### REQUIRED TASK
Reproduce all entries verbatim, with nothing added or dropped.

-- begin --

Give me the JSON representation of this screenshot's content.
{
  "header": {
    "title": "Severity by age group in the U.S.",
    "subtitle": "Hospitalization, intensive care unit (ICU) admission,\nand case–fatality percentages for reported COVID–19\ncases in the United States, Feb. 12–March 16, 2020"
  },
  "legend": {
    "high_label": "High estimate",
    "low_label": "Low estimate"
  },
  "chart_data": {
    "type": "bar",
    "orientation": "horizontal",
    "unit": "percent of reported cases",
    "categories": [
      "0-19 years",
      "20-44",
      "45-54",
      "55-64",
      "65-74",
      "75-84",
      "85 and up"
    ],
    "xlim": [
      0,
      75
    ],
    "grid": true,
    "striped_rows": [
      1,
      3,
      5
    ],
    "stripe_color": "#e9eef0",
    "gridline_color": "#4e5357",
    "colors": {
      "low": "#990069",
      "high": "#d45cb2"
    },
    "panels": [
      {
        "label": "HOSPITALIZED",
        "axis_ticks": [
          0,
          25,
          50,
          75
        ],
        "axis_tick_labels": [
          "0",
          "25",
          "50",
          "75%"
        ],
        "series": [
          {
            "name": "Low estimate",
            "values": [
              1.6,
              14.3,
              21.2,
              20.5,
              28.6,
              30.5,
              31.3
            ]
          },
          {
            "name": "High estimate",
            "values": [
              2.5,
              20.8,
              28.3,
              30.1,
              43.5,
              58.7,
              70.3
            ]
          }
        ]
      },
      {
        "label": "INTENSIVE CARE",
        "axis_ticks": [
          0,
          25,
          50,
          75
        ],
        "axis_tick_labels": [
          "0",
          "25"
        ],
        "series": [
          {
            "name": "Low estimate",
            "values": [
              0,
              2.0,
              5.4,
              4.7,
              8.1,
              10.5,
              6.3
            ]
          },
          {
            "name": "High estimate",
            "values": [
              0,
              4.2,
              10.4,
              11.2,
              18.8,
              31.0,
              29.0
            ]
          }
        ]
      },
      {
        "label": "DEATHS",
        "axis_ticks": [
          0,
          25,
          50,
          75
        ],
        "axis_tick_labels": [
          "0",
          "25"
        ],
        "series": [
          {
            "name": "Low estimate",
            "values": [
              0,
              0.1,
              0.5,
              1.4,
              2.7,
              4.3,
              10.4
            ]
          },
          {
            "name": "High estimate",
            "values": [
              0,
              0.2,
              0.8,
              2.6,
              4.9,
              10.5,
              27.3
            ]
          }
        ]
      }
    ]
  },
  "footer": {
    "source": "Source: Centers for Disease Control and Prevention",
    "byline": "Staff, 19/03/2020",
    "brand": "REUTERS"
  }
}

-- end --

### RESULT FOR THIS EXERCISE
Give me the JSON representation of this screenshot's content.
{
  "header": {
    "title": "Severity by age group in the U.S.",
    "subtitle": "Hospitalization, intensive care unit (ICU) admission,\nand case–fatality percentages for reported COVID–19\ncases in the United States, Feb. 12–March 16, 2020"
  },
  "legend": {
    "high_label": "High estimate",
    "low_label": "Low estimate"
  },
  "chart_data": {
    "type": "bar",
    "orientation": "horizontal",
    "unit": "percent of reported cases",
    "categories": [
      "0-19 years",
      "20-44",
      "45-54",
      "55-64",
      "65-74",
      "75-84",
      "85 and up"
    ],
    "xlim": [
      0,
      75
    ],
    "grid": true,
    "striped_rows": [
      1,
      3,
      5
    ],
    "stripe_color": "#e9eef0",
    "gridline_color": "#4e5357",
    "colors": {
      "low": "#990069",
      "high": "#d45cb2"
    },
    "panels": [
      {
        "label": "HOSPITALIZED",
        "axis_ticks": [
          0,
          25,
          50,
          75
        ],
        "axis_tick_labels": [
          "0",
          "25",
          "50",
          "75%"
        ],
        "series": [
          {
            "name": "Low estimate",
            "values": [
              1.6,
              14.3,
              21.2,
              20.5,
              28.6,
              30.5,
              31.3
            ]
          },
          {
            "name": "High estimate",
            "values": [
              2.5,
              20.8,
              28.3,
              30.1,
              43.5,
              58.7,
              70.3
            ]
          }
        ]
      },
      {
        "label": "INTENSIVE CARE",
        "axis_ticks": [
          0,
          25,
          50,
          75
        ],
        "axis_tick_labels": [
          "0",
          "25"
        ],
        "series": [
          {
            "name": "Low estimate",
            "values": [
              0,
              2.0,
              5.4,
              4.7,
              8.1,
              10.5,
              6.3
            ]
          },
          {
            "name": "High estimate",
            "values": [
              0,
              4.2,
              10.4,
              11.2,
              18.8,
              31.0,
              29.0
            ]
          }
        ]
      },
      {
        "label": "DEATHS",
        "axis_ticks": [
          0,
          25,
          50,
          75
        ],
        "axis_tick_labels": [
          "0",
          "25"
        ],
        "series": [
          {
            "name": "Low estimate",
            "values": [
              0,
              0.1,
              0.5,
              1.4,
              2.7,
              4.3,
              10.4
            ]
          },
          {
            "name": "High estimate",
            "values": [
              0,
              0.2,
              0.8,
              2.6,
              4.9,
              10.5,
              27.3
            ]
          }
        ]
      }
    ]
  },
  "footer": {
    "source": "Source: Centers for Disease Control and Prevention",
    "byline": "Staff, 19/03/2020",
    "brand": "REUTERS"
  }
}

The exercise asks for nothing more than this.